* begin *
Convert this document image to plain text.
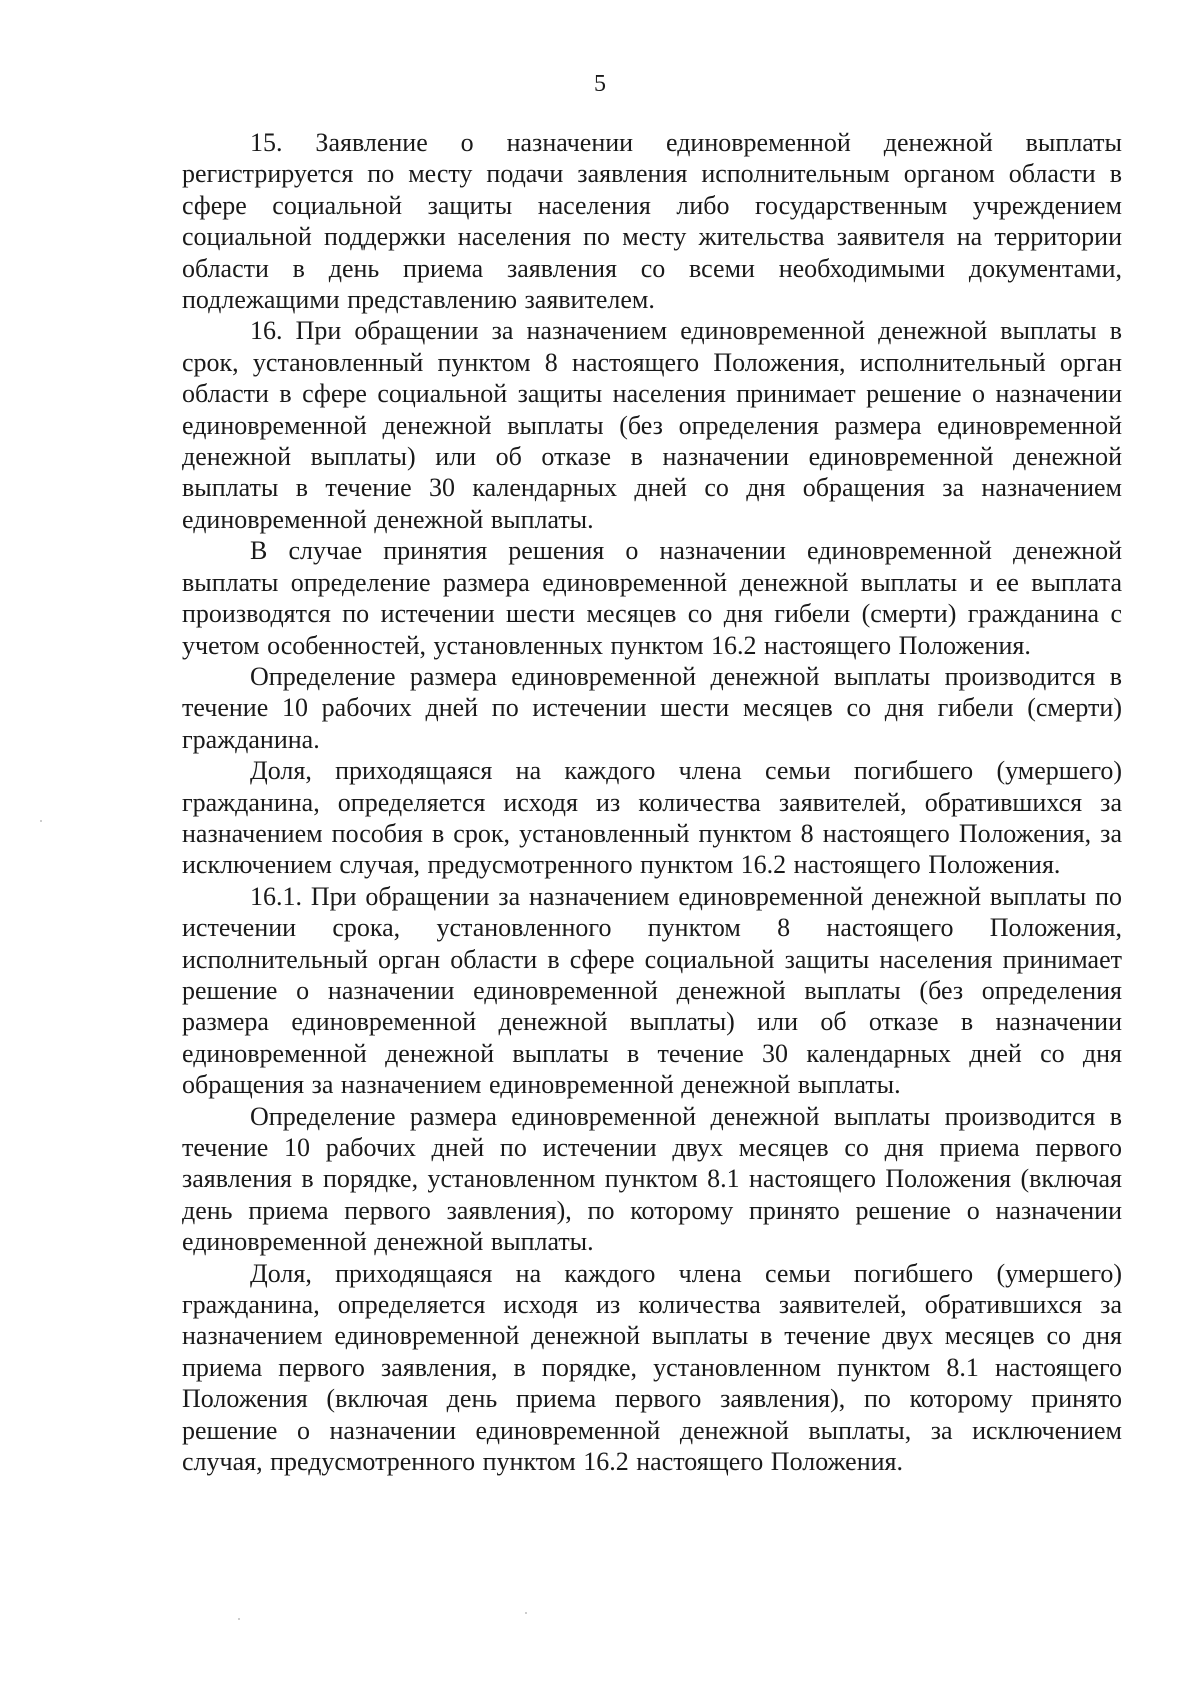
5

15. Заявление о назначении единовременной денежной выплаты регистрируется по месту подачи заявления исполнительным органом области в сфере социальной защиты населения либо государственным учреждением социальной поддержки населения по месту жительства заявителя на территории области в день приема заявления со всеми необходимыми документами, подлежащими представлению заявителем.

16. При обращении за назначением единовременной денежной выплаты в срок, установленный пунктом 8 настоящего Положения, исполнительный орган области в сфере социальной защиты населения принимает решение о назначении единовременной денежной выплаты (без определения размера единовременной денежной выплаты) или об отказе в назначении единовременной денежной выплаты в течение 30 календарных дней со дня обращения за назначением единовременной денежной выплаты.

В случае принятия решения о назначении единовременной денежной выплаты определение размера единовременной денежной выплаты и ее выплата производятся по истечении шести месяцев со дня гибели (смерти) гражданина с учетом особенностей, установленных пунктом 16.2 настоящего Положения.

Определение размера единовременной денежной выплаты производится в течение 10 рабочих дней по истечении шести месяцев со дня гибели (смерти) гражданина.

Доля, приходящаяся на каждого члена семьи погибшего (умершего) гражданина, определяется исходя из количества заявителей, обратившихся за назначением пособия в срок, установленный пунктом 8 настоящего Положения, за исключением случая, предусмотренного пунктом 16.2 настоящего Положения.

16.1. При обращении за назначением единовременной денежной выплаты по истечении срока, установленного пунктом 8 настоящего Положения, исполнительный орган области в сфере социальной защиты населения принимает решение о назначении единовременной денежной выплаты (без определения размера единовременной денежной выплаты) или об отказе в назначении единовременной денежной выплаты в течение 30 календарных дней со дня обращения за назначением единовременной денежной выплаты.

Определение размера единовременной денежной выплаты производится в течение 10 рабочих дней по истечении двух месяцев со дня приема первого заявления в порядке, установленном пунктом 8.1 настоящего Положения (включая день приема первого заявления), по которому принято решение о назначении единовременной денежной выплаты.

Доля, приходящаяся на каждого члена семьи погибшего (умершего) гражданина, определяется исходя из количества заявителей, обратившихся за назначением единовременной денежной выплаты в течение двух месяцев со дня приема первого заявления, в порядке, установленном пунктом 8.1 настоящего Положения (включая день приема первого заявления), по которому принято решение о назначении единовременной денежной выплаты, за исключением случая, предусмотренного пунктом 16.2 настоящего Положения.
* end *
* begin *
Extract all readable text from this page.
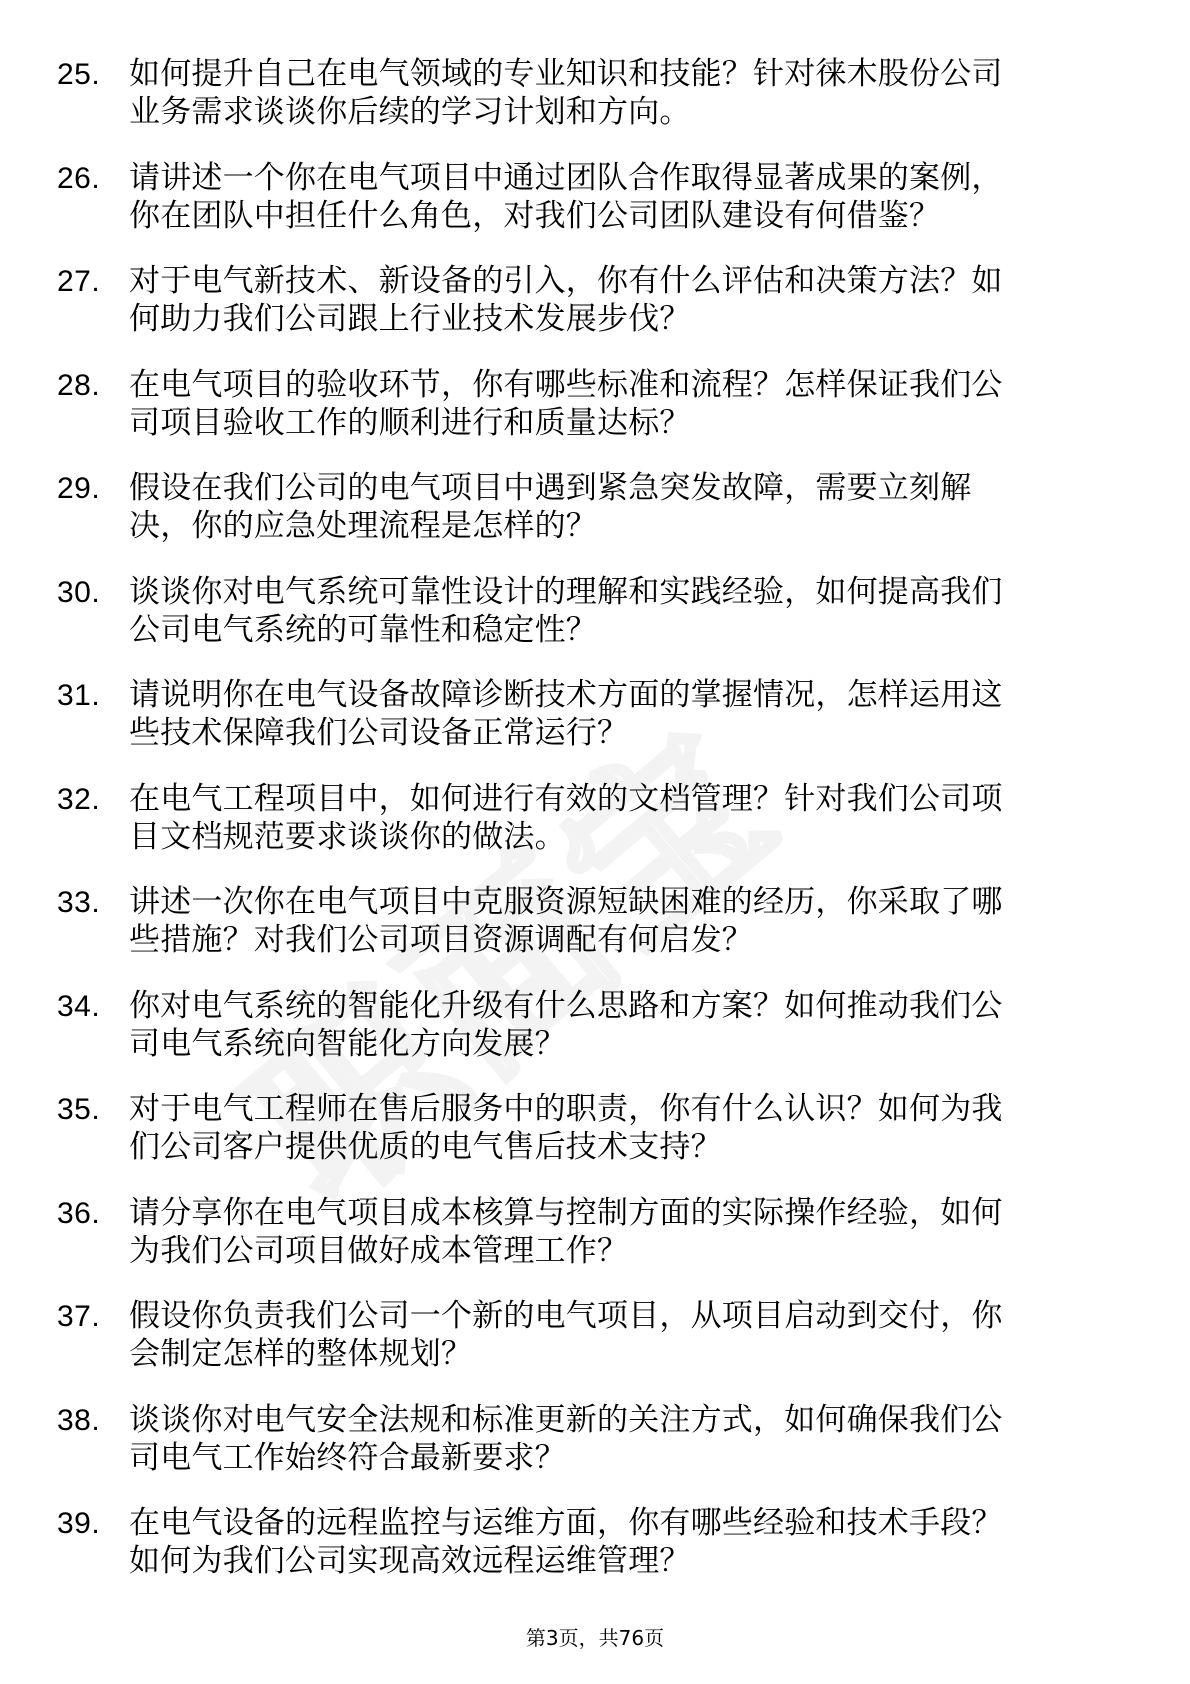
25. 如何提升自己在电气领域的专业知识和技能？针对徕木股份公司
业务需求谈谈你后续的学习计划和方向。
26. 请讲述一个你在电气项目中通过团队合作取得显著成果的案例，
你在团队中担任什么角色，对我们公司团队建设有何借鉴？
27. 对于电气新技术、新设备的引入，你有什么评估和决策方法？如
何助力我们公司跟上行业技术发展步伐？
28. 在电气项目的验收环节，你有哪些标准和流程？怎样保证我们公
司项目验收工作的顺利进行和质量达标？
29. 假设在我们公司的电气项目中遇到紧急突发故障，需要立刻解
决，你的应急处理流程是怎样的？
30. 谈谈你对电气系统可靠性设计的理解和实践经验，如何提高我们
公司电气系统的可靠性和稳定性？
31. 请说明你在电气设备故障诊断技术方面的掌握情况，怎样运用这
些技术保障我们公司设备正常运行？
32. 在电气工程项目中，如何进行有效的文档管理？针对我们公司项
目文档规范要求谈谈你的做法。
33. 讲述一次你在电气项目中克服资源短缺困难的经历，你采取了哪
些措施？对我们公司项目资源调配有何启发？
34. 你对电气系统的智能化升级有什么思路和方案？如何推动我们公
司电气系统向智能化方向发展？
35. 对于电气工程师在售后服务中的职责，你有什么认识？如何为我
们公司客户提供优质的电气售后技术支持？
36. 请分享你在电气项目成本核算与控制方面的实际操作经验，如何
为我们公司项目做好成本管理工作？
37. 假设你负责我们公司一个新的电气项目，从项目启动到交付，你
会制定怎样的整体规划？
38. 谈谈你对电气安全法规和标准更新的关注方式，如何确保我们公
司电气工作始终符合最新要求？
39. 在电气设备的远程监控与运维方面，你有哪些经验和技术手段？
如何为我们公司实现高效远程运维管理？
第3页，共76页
* end *
* begin *
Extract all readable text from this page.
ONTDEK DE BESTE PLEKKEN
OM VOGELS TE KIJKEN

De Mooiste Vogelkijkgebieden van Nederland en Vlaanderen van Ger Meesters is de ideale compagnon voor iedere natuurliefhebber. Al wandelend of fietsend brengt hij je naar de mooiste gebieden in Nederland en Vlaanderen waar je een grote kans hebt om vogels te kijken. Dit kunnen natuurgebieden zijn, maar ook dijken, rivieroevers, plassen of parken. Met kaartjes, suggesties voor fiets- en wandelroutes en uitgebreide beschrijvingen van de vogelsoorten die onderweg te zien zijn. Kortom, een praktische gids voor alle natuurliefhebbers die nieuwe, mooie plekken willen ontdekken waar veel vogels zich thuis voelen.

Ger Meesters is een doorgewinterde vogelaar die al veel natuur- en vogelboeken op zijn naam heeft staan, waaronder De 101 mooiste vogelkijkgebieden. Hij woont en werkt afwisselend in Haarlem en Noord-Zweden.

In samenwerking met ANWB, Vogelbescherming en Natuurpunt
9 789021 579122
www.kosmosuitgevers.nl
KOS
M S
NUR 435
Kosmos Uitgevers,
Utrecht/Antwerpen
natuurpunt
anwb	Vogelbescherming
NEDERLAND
* end *
**WHAT IS NEEDED**
Pick out every line above that contains the word "установленный" and copy it.

**TASK RESPONSE**
16. При обращении за назначением единовременной денежной выплаты в срок, установленный пунктом 8 настоящего Положения, исполнительный орган области в сфере социальной защиты населения принимает решение о назначении единовременной денежной выплаты (без определения размера единовременной денежной выплаты) или об отказе в назначении единовременной денежной выплаты в течение 30 календарных дней со дня обращения за назначением единовременной денежной выплаты.
Доля, приходящаяся на каждого члена семьи погибшего (умершего) гражданина, определяется исходя из количества заявителей, обратившихся за назначением пособия в срок, установленный пунктом 8 настоящего Положения, за исключением случая, предусмотренного пунктом 16.2 настоящего Положения.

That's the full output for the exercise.